- [WORK INSTRUCTIONS]
Copy the records that follow exactly as written, but not their pictures.

Stored data
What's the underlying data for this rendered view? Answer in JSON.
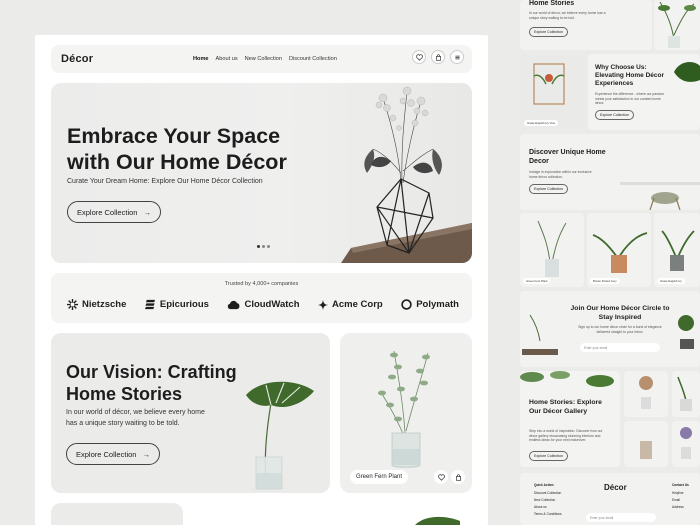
{
  "nav": {
    "logo": "Décor",
    "links": [
      "Home",
      "About us",
      "New Collection",
      "Discount Collection"
    ]
  },
  "hero": {
    "title": "Embrace Your Space with Our Home Décor",
    "subtitle": "Curate Your Dream Home: Explore Our Home Décor Collection",
    "cta": "Explore Collection"
  },
  "trusted": {
    "label": "Trusted by 4,000+ companies",
    "brands": [
      "Nietzsche",
      "Epicurious",
      "CloudWatch",
      "Acme Corp",
      "Polymath"
    ]
  },
  "vision": {
    "title": "Our Vision: Crafting Home Stories",
    "body": "In our world of décor, we believe every home has a unique story waiting to be told.",
    "cta": "Explore Collection"
  },
  "product": {
    "label": "Green Fern Plant"
  },
  "side": {
    "stories_title": "Home Stories",
    "stories_body": "In our world of décor, we believe every home has a unique story waiting to be told.",
    "stories_cta": "Explore Collection",
    "why_title": "Why Choose Us: Elevating Home Décor Experiences",
    "why_body": "Experience the difference - where our passion meets your satisfaction in our curated home décor.",
    "why_cta": "Explore Collection",
    "why_label": "Grass English Ivy Vine",
    "discover_title": "Discover Unique Home Decor",
    "discover_body": "Indulge in exploration within our exclusive home décor collection.",
    "discover_cta": "Explore Collection",
    "products": [
      "Green Fern Plant",
      "Brown Potted Ivory",
      "Grass English Ivy"
    ],
    "join_title": "Join Our Home Décor Circle to Stay Inspired",
    "join_body": "Sign up to our home décor circle for a burst of elegance delivered straight to your inbox.",
    "join_placeholder": "Enter your email",
    "gallery_title": "Home Stories: Explore Our Décor Gallery",
    "gallery_body": "Step into a world of inspiration. Discover how our décor gallery showcasing stunning interiors and endless ideas for your next makeover.",
    "gallery_cta": "Explore Collection",
    "footer_logo": "Décor",
    "footer_quick": [
      "Quick Action",
      "Discount Collection",
      "New Collection",
      "About us",
      "Terms & Conditions"
    ],
    "footer_contact": [
      "Contact Us",
      "Helpline",
      "Email",
      "Address"
    ],
    "footer_placeholder": "Enter your email"
  }
}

- [WRITTEN REPLY]
What's the underlying data for this rendered view? Answer in JSON.
{
  "nav": {
    "logo": "Décor",
    "links": [
      "Home",
      "About us",
      "New Collection",
      "Discount Collection"
    ]
  },
  "hero": {
    "title": "Embrace Your Space with Our Home Décor",
    "subtitle": "Curate Your Dream Home: Explore Our Home Décor Collection",
    "cta": "Explore Collection"
  },
  "trusted": {
    "label": "Trusted by 4,000+ companies",
    "brands": [
      "Nietzsche",
      "Epicurious",
      "CloudWatch",
      "Acme Corp",
      "Polymath"
    ]
  },
  "vision": {
    "title": "Our Vision: Crafting Home Stories",
    "body": "In our world of décor, we believe every home has a unique story waiting to be told.",
    "cta": "Explore Collection"
  },
  "product": {
    "label": "Green Fern Plant"
  },
  "side": {
    "stories_title": "Home Stories",
    "stories_body": "In our world of décor, we believe every home has a unique story waiting to be told.",
    "stories_cta": "Explore Collection",
    "why_title": "Why Choose Us: Elevating Home Décor Experiences",
    "why_body": "Experience the difference - where our passion meets your satisfaction in our curated home décor.",
    "why_cta": "Explore Collection",
    "why_label": "Grass English Ivy Vine",
    "discover_title": "Discover Unique Home Decor",
    "discover_body": "Indulge in exploration within our exclusive home décor collection.",
    "discover_cta": "Explore Collection",
    "products": [
      "Green Fern Plant",
      "Brown Potted Ivory",
      "Grass English Ivy"
    ],
    "join_title": "Join Our Home Décor Circle to Stay Inspired",
    "join_body": "Sign up to our home décor circle for a burst of elegance delivered straight to your inbox.",
    "join_placeholder": "Enter your email",
    "gallery_title": "Home Stories: Explore Our Décor Gallery",
    "gallery_body": "Step into a world of inspiration. Discover how our décor gallery showcasing stunning interiors and endless ideas for your next makeover.",
    "gallery_cta": "Explore Collection",
    "footer_logo": "Décor",
    "footer_quick": [
      "Quick Action",
      "Discount Collection",
      "New Collection",
      "About us",
      "Terms & Conditions"
    ],
    "footer_contact": [
      "Contact Us",
      "Helpline",
      "Email",
      "Address"
    ],
    "footer_placeholder": "Enter your email"
  }
}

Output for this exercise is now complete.